-- START Rows --

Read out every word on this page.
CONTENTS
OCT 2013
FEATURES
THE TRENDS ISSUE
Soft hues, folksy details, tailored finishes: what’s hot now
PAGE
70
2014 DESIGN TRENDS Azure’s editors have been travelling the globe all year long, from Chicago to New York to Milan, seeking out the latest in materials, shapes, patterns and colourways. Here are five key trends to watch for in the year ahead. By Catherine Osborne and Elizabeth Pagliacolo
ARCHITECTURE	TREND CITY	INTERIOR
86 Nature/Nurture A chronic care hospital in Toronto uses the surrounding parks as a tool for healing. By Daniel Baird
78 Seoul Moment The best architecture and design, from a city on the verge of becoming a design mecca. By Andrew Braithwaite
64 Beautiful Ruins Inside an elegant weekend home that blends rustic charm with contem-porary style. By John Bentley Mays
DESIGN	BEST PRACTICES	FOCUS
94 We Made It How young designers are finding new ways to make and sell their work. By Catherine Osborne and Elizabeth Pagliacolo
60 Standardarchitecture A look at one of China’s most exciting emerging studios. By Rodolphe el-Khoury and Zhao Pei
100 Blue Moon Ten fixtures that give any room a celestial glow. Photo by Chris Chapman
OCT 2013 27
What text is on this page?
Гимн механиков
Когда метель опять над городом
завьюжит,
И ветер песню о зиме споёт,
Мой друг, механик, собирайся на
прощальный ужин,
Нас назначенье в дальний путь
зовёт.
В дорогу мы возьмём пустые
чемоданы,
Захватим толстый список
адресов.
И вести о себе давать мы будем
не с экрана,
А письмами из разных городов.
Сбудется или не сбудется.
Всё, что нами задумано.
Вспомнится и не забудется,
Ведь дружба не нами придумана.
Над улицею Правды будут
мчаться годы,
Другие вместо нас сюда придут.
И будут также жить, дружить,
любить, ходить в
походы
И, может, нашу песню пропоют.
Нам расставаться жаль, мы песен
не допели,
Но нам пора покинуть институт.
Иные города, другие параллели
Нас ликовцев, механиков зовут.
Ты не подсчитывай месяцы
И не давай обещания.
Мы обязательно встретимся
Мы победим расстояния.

-- END Rows --

**What you have to do**
State how many lines hold the word "that". The number is the whole answer.

**Finished task**
2